Task requirements ::
Return the entries verbatim and drop every picture.

Records for processing ::
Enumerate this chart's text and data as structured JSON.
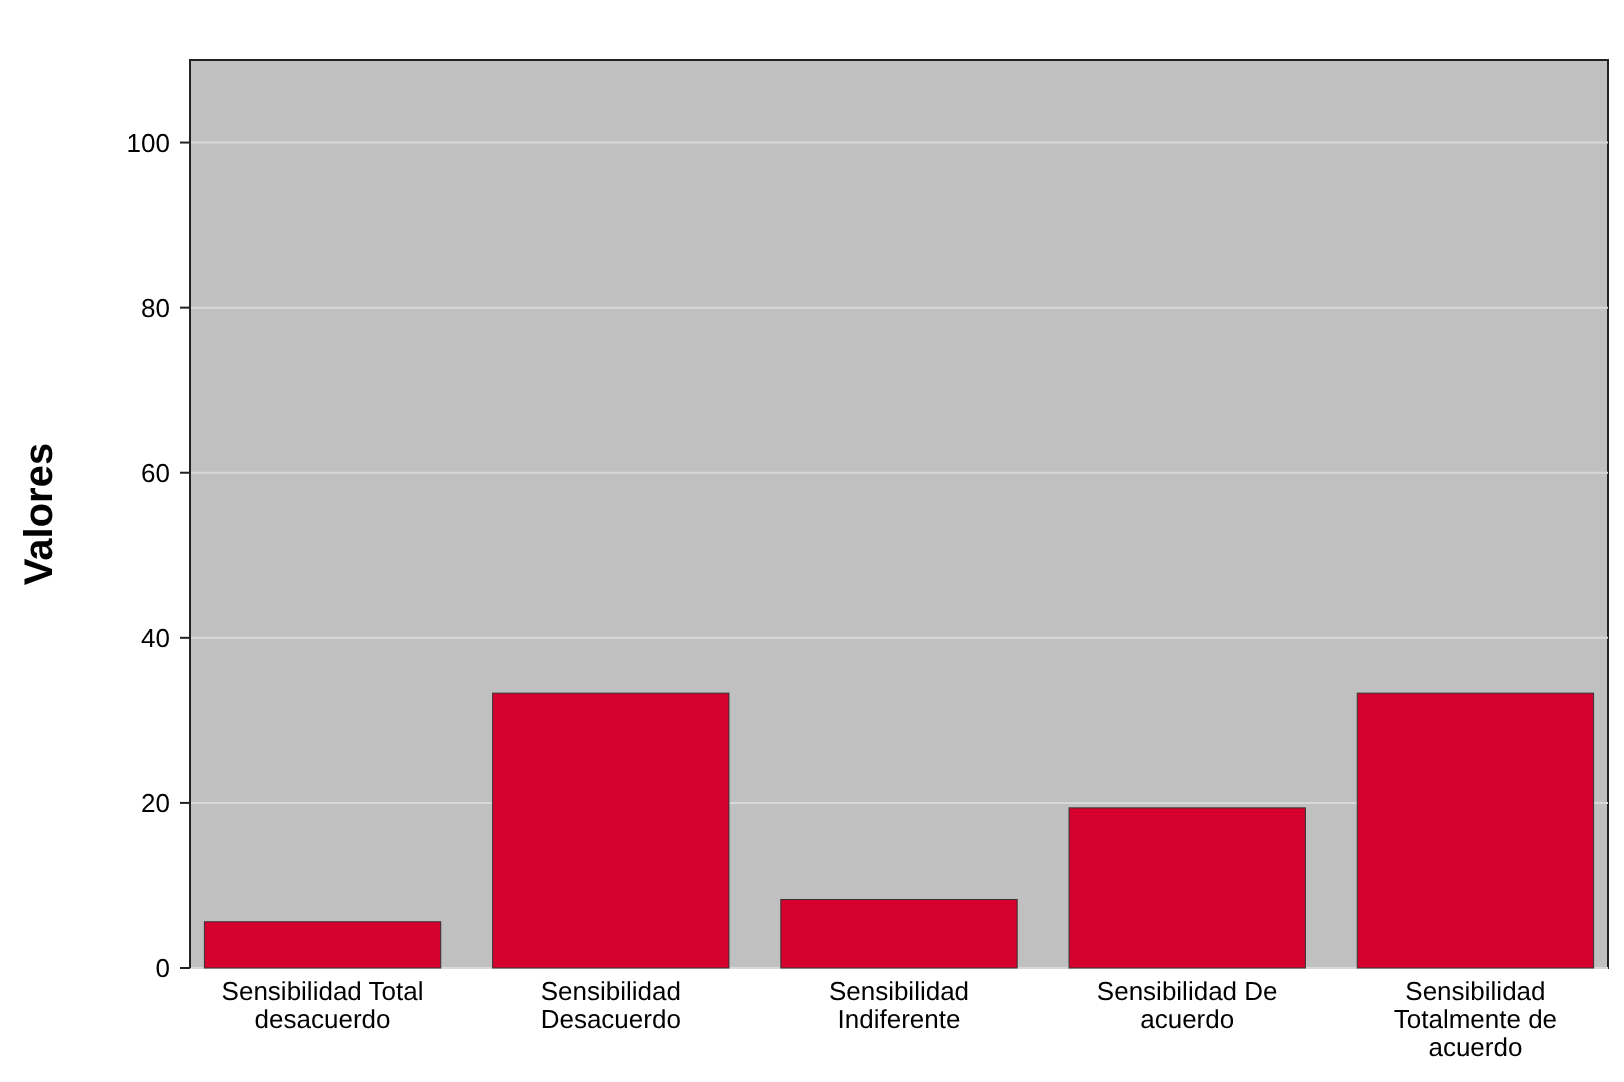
{
  "chart_data": {
    "type": "bar",
    "ylabel": "Valores",
    "categories": [
      "Sensibilidad Total desacuerdo",
      "Sensibilidad Desacuerdo",
      "Sensibilidad Indiferente",
      "Sensibilidad De acuerdo",
      "Sensibilidad Totalmente de acuerdo"
    ],
    "values": [
      5.6,
      33.3,
      8.3,
      19.4,
      33.3
    ],
    "color": "#d6002e",
    "ylim": [
      0,
      110
    ],
    "yticks": [
      0,
      20,
      40,
      60,
      80,
      100
    ],
    "grid": "y"
  }
}
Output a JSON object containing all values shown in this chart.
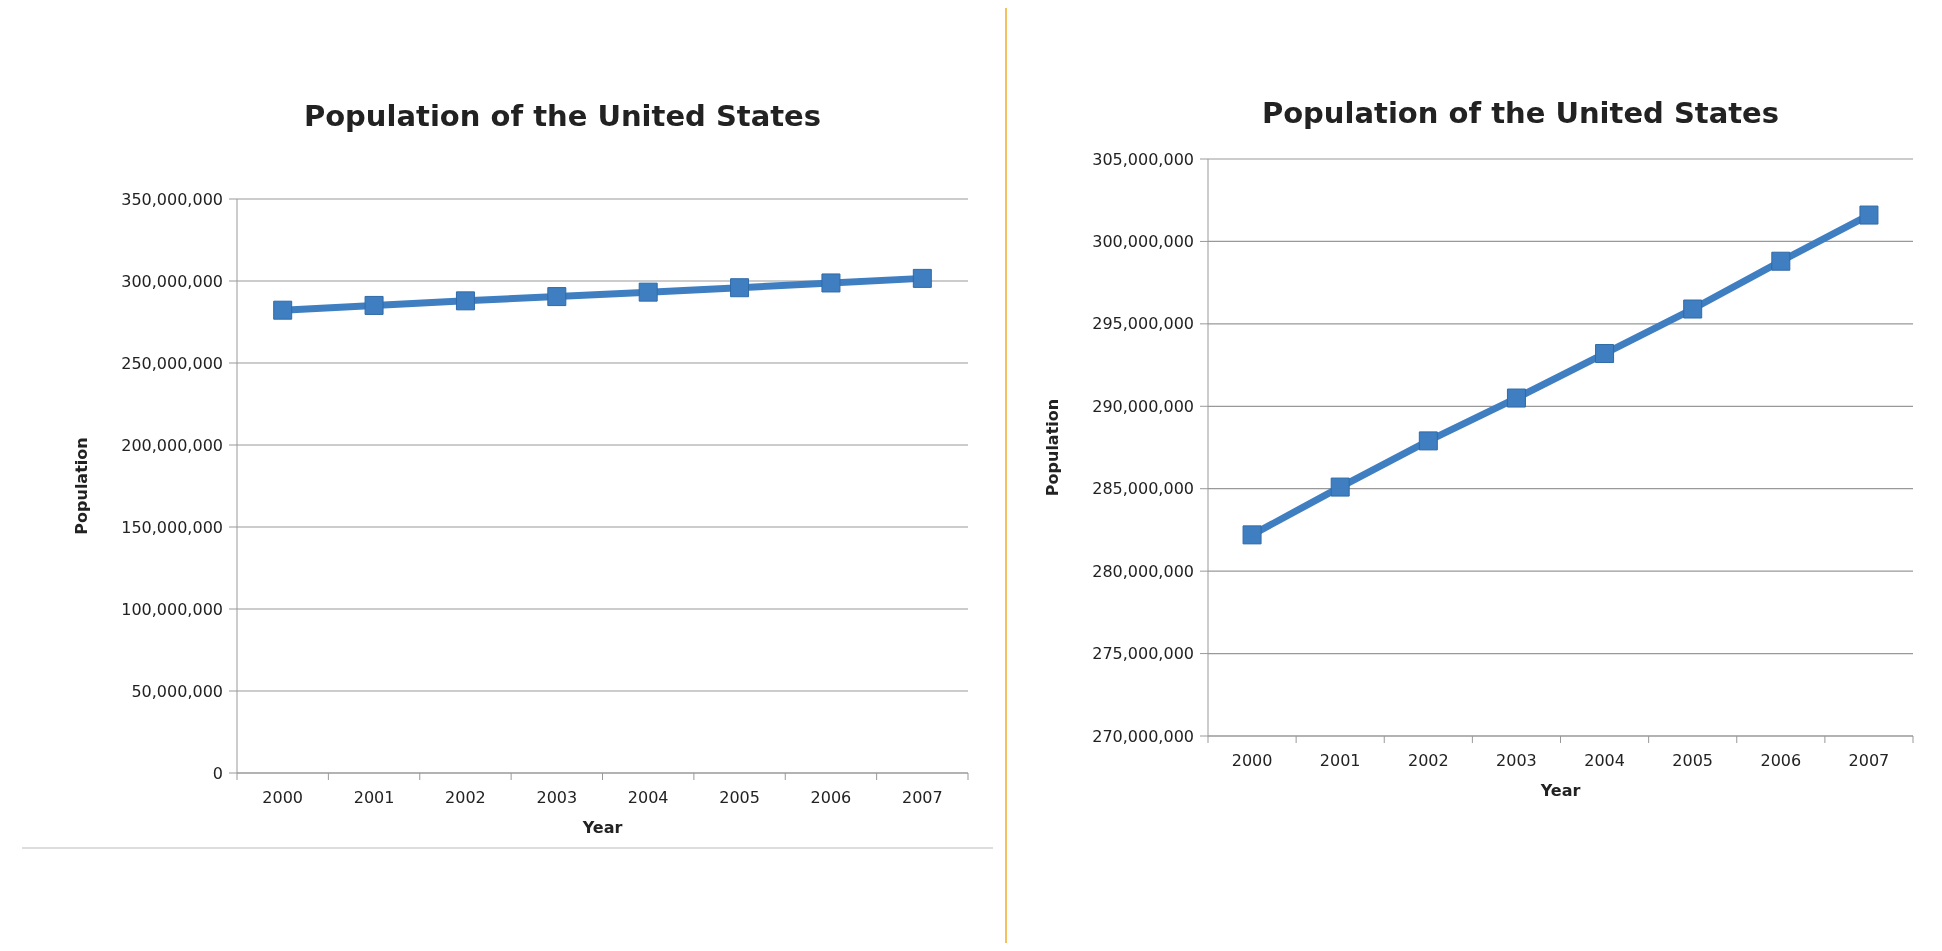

Solution to the exercise ::
Enumerate this chart's text and data as structured JSON.
{
  "chart_data": {
    "type": "bar",
    "ylabel": "Valores",
    "categories": [
      "Sensibilidad Total desacuerdo",
      "Sensibilidad Desacuerdo",
      "Sensibilidad Indiferente",
      "Sensibilidad De acuerdo",
      "Sensibilidad Totalmente de acuerdo"
    ],
    "values": [
      5.6,
      33.3,
      8.3,
      19.4,
      33.3
    ],
    "color": "#d6002e",
    "ylim": [
      0,
      110
    ],
    "yticks": [
      0,
      20,
      40,
      60,
      80,
      100
    ],
    "grid": "y"
  }
}
Output a JSON object containing all values shown in this chart.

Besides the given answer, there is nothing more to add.